→ Dataset entries on figures:
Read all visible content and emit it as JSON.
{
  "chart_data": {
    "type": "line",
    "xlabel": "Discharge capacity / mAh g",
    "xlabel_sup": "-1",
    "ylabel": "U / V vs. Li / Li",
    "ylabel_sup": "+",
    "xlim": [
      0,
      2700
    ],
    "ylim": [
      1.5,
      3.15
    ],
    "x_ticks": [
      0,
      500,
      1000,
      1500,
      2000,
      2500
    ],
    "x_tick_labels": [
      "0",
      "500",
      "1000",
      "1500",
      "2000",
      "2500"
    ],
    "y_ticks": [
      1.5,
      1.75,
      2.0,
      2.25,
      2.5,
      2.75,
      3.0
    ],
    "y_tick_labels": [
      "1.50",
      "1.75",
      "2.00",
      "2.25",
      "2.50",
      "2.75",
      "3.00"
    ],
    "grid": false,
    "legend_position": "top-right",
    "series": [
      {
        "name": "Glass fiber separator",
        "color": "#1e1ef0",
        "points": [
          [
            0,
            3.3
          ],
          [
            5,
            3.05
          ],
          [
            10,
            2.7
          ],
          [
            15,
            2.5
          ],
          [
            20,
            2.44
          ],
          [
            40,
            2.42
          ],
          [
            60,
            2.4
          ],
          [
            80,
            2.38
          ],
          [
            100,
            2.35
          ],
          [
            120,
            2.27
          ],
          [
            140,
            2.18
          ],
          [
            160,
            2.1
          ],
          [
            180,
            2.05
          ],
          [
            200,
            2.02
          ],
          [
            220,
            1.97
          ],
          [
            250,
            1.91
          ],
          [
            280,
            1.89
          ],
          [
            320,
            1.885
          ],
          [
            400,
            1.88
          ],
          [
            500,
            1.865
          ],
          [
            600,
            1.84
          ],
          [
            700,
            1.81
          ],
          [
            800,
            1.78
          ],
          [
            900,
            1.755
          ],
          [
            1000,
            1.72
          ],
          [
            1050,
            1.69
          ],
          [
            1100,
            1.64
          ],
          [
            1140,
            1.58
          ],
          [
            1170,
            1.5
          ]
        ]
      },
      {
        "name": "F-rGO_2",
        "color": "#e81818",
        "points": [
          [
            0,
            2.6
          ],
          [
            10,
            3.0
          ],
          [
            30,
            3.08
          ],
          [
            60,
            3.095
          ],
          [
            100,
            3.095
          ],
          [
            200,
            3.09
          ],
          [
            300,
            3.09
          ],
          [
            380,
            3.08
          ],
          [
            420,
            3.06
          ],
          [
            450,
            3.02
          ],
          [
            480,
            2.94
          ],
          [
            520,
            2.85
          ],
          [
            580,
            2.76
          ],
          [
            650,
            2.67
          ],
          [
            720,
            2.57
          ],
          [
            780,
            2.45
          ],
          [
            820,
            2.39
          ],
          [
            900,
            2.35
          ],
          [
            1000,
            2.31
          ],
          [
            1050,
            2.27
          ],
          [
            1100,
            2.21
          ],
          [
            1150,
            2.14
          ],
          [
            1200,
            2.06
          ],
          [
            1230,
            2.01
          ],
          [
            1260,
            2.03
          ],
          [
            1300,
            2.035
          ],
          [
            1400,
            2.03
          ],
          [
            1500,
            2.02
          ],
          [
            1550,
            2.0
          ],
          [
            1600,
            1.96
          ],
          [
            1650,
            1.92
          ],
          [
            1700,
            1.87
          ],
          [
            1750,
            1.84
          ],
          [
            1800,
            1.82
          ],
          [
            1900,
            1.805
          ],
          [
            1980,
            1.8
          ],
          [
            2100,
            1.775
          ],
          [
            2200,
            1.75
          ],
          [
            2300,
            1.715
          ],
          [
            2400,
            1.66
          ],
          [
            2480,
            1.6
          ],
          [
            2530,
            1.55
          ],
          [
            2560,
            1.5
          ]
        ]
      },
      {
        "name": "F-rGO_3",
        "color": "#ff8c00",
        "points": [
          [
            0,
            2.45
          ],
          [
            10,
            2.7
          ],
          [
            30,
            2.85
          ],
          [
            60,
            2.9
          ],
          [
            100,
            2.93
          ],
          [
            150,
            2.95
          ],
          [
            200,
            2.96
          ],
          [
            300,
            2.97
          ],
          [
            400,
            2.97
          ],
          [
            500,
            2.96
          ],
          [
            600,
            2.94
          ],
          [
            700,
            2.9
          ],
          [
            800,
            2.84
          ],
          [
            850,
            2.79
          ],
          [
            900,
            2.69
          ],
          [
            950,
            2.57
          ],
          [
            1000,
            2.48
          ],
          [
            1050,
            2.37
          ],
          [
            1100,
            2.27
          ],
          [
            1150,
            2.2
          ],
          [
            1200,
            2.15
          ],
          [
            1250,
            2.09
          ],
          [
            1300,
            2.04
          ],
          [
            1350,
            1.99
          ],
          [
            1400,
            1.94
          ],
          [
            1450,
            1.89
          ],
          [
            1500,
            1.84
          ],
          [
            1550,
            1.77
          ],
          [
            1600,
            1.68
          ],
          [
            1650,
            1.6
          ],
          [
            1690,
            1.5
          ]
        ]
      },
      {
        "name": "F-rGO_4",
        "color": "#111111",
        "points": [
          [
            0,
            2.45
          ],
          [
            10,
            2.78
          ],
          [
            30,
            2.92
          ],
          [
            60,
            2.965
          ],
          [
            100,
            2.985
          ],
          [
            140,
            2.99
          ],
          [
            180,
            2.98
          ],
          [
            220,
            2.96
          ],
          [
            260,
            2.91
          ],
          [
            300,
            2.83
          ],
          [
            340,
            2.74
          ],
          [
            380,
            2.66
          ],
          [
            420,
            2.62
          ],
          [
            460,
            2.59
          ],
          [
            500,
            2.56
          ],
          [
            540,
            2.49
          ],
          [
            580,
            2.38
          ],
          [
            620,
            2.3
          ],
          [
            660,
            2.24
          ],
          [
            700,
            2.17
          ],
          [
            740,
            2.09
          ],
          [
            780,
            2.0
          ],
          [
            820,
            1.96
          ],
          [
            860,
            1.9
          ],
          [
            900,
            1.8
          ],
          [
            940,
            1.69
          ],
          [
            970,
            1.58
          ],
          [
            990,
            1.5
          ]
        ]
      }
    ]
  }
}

→ Instructions for the task: Give the records above again, word for word.

→ Response for this exercise:
Read all visible content and emit it as JSON.
{
  "chart_data": {
    "type": "line",
    "xlabel": "Discharge capacity / mAh g",
    "xlabel_sup": "-1",
    "ylabel": "U / V vs. Li / Li",
    "ylabel_sup": "+",
    "xlim": [
      0,
      2700
    ],
    "ylim": [
      1.5,
      3.15
    ],
    "x_ticks": [
      0,
      500,
      1000,
      1500,
      2000,
      2500
    ],
    "x_tick_labels": [
      "0",
      "500",
      "1000",
      "1500",
      "2000",
      "2500"
    ],
    "y_ticks": [
      1.5,
      1.75,
      2.0,
      2.25,
      2.5,
      2.75,
      3.0
    ],
    "y_tick_labels": [
      "1.50",
      "1.75",
      "2.00",
      "2.25",
      "2.50",
      "2.75",
      "3.00"
    ],
    "grid": false,
    "legend_position": "top-right",
    "series": [
      {
        "name": "Glass fiber separator",
        "color": "#1e1ef0",
        "points": [
          [
            0,
            3.3
          ],
          [
            5,
            3.05
          ],
          [
            10,
            2.7
          ],
          [
            15,
            2.5
          ],
          [
            20,
            2.44
          ],
          [
            40,
            2.42
          ],
          [
            60,
            2.4
          ],
          [
            80,
            2.38
          ],
          [
            100,
            2.35
          ],
          [
            120,
            2.27
          ],
          [
            140,
            2.18
          ],
          [
            160,
            2.1
          ],
          [
            180,
            2.05
          ],
          [
            200,
            2.02
          ],
          [
            220,
            1.97
          ],
          [
            250,
            1.91
          ],
          [
            280,
            1.89
          ],
          [
            320,
            1.885
          ],
          [
            400,
            1.88
          ],
          [
            500,
            1.865
          ],
          [
            600,
            1.84
          ],
          [
            700,
            1.81
          ],
          [
            800,
            1.78
          ],
          [
            900,
            1.755
          ],
          [
            1000,
            1.72
          ],
          [
            1050,
            1.69
          ],
          [
            1100,
            1.64
          ],
          [
            1140,
            1.58
          ],
          [
            1170,
            1.5
          ]
        ]
      },
      {
        "name": "F-rGO_2",
        "color": "#e81818",
        "points": [
          [
            0,
            2.6
          ],
          [
            10,
            3.0
          ],
          [
            30,
            3.08
          ],
          [
            60,
            3.095
          ],
          [
            100,
            3.095
          ],
          [
            200,
            3.09
          ],
          [
            300,
            3.09
          ],
          [
            380,
            3.08
          ],
          [
            420,
            3.06
          ],
          [
            450,
            3.02
          ],
          [
            480,
            2.94
          ],
          [
            520,
            2.85
          ],
          [
            580,
            2.76
          ],
          [
            650,
            2.67
          ],
          [
            720,
            2.57
          ],
          [
            780,
            2.45
          ],
          [
            820,
            2.39
          ],
          [
            900,
            2.35
          ],
          [
            1000,
            2.31
          ],
          [
            1050,
            2.27
          ],
          [
            1100,
            2.21
          ],
          [
            1150,
            2.14
          ],
          [
            1200,
            2.06
          ],
          [
            1230,
            2.01
          ],
          [
            1260,
            2.03
          ],
          [
            1300,
            2.035
          ],
          [
            1400,
            2.03
          ],
          [
            1500,
            2.02
          ],
          [
            1550,
            2.0
          ],
          [
            1600,
            1.96
          ],
          [
            1650,
            1.92
          ],
          [
            1700,
            1.87
          ],
          [
            1750,
            1.84
          ],
          [
            1800,
            1.82
          ],
          [
            1900,
            1.805
          ],
          [
            1980,
            1.8
          ],
          [
            2100,
            1.775
          ],
          [
            2200,
            1.75
          ],
          [
            2300,
            1.715
          ],
          [
            2400,
            1.66
          ],
          [
            2480,
            1.6
          ],
          [
            2530,
            1.55
          ],
          [
            2560,
            1.5
          ]
        ]
      },
      {
        "name": "F-rGO_3",
        "color": "#ff8c00",
        "points": [
          [
            0,
            2.45
          ],
          [
            10,
            2.7
          ],
          [
            30,
            2.85
          ],
          [
            60,
            2.9
          ],
          [
            100,
            2.93
          ],
          [
            150,
            2.95
          ],
          [
            200,
            2.96
          ],
          [
            300,
            2.97
          ],
          [
            400,
            2.97
          ],
          [
            500,
            2.96
          ],
          [
            600,
            2.94
          ],
          [
            700,
            2.9
          ],
          [
            800,
            2.84
          ],
          [
            850,
            2.79
          ],
          [
            900,
            2.69
          ],
          [
            950,
            2.57
          ],
          [
            1000,
            2.48
          ],
          [
            1050,
            2.37
          ],
          [
            1100,
            2.27
          ],
          [
            1150,
            2.2
          ],
          [
            1200,
            2.15
          ],
          [
            1250,
            2.09
          ],
          [
            1300,
            2.04
          ],
          [
            1350,
            1.99
          ],
          [
            1400,
            1.94
          ],
          [
            1450,
            1.89
          ],
          [
            1500,
            1.84
          ],
          [
            1550,
            1.77
          ],
          [
            1600,
            1.68
          ],
          [
            1650,
            1.6
          ],
          [
            1690,
            1.5
          ]
        ]
      },
      {
        "name": "F-rGO_4",
        "color": "#111111",
        "points": [
          [
            0,
            2.45
          ],
          [
            10,
            2.78
          ],
          [
            30,
            2.92
          ],
          [
            60,
            2.965
          ],
          [
            100,
            2.985
          ],
          [
            140,
            2.99
          ],
          [
            180,
            2.98
          ],
          [
            220,
            2.96
          ],
          [
            260,
            2.91
          ],
          [
            300,
            2.83
          ],
          [
            340,
            2.74
          ],
          [
            380,
            2.66
          ],
          [
            420,
            2.62
          ],
          [
            460,
            2.59
          ],
          [
            500,
            2.56
          ],
          [
            540,
            2.49
          ],
          [
            580,
            2.38
          ],
          [
            620,
            2.3
          ],
          [
            660,
            2.24
          ],
          [
            700,
            2.17
          ],
          [
            740,
            2.09
          ],
          [
            780,
            2.0
          ],
          [
            820,
            1.96
          ],
          [
            860,
            1.9
          ],
          [
            900,
            1.8
          ],
          [
            940,
            1.69
          ],
          [
            970,
            1.58
          ],
          [
            990,
            1.5
          ]
        ]
      }
    ]
  }
}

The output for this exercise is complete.